- _INSTRUCTION_: Repeat the listing word for word. No pictures belong in the copy.

────────────────

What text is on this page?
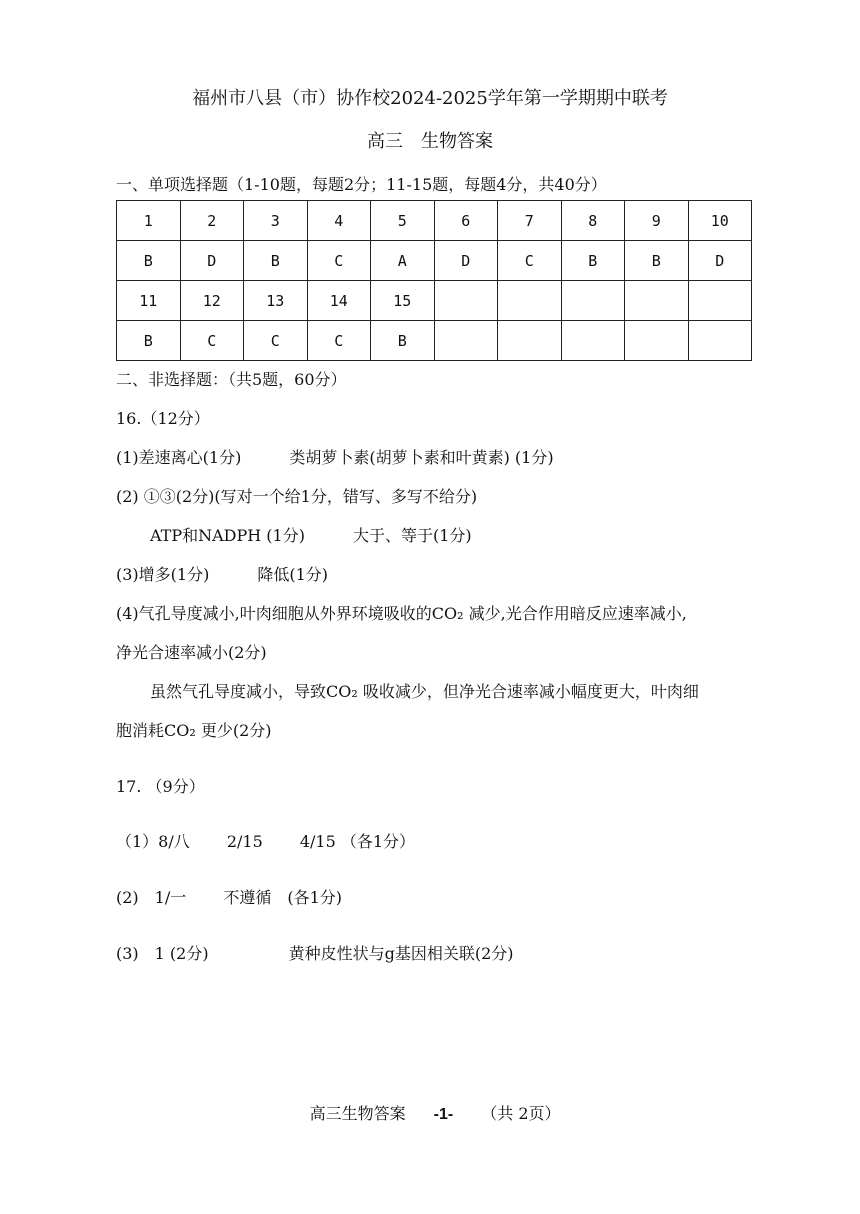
福州市八县（市）协作校2024-2025学年第一学期期中联考
高三　生物答案
一、单项选择题（1-10题，每题2分；11-15题，每题4分，共40分）
1	2	3	4	5	6	7	8	9	10
B	D	B	C	A	D	C	B	B	D
11	12	13	14	15					
B	C	C	C	B					
二、非选择题：（共5题，60分）
16.（12分）
(1)差速离心(1分)　　　类胡萝卜素(胡萝卜素和叶黄素) (1分)
(2) ①③(2分)(写对一个给1分，错写、多写不给分)
ATP和NADPH (1分)　　　大于、等于(1分)
(3)增多(1分)　　　降低(1分)
(4)气孔导度减小,叶肉细胞从外界环境吸收的CO₂ 减少,光合作用暗反应速率减小,
净光合速率减小(2分)
虽然气孔导度减小，导致CO₂ 吸收减少，但净光合速率减小幅度更大，叶肉细
胞消耗CO₂ 更少(2分)
17. （9分）
（1）8/八　　 2/15　　 4/15 （各1分）
(2)　1/一　　 不遵循　(各1分)
(3)　1 (2分)　　　　　黄种皮性状与g基因相关联(2分)

高三生物答案 -1- （共 2页）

────────────────

- _WRITTEN ANSWER_:
What text is on this page?
福州市八县（市）协作校2024-2025学年第一学期期中联考
高三　生物答案
一、单项选择题（1-10题，每题2分；11-15题，每题4分，共40分）
1	2	3	4	5	6	7	8	9	10
B	D	B	C	A	D	C	B	B	D
11	12	13	14	15					
B	C	C	C	B					
二、非选择题：（共5题，60分）
16.（12分）
(1)差速离心(1分)　　　类胡萝卜素(胡萝卜素和叶黄素) (1分)
(2) ①③(2分)(写对一个给1分，错写、多写不给分)
ATP和NADPH (1分)　　　大于、等于(1分)
(3)增多(1分)　　　降低(1分)
(4)气孔导度减小,叶肉细胞从外界环境吸收的CO₂ 减少,光合作用暗反应速率减小,
净光合速率减小(2分)
虽然气孔导度减小，导致CO₂ 吸收减少，但净光合速率减小幅度更大，叶肉细
胞消耗CO₂ 更少(2分)
17. （9分）
（1）8/八　　 2/15　　 4/15 （各1分）
(2)　1/一　　 不遵循　(各1分)
(3)　1 (2分)　　　　　黄种皮性状与g基因相关联(2分)

高三生物答案 -1- （共 2页）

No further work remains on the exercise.